OBJECTIVE: Each line that contains the word "acuerdo" counts once; give the total for the records below and nothing else.

RECORD EXTRACTS:
********

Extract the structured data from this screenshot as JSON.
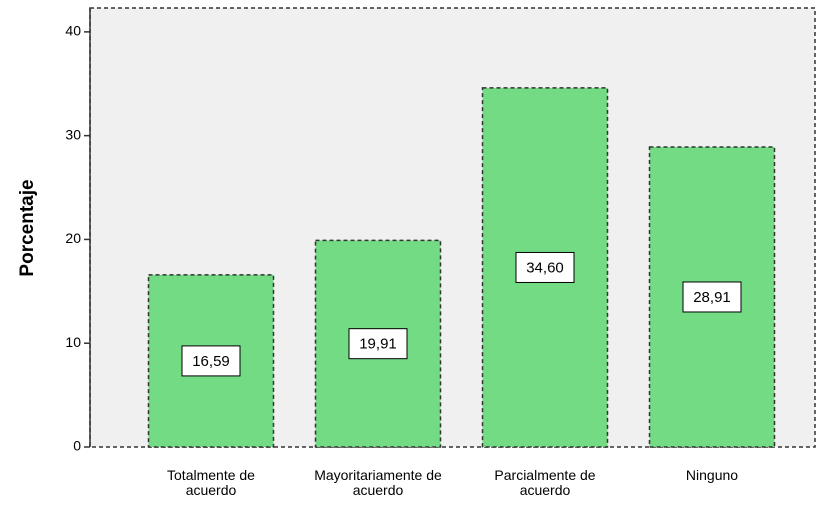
{
  "chart_data": {
    "type": "bar",
    "y_label": "Porcentaje",
    "categories": [
      "Totalmente de acuerdo",
      "Mayoritariamente de acuerdo",
      "Parcialmente de acuerdo",
      "Ninguno"
    ],
    "values": [
      16.59,
      19.91,
      34.6,
      28.91
    ],
    "value_labels": [
      "16,59",
      "19,91",
      "34,60",
      "28,91"
    ],
    "color": "#72db84",
    "ylim": [
      0,
      42.3
    ],
    "yticks": [
      0,
      10,
      20,
      30,
      40
    ],
    "grid": false
  }
}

********

EXPECTED OUTPUT: 3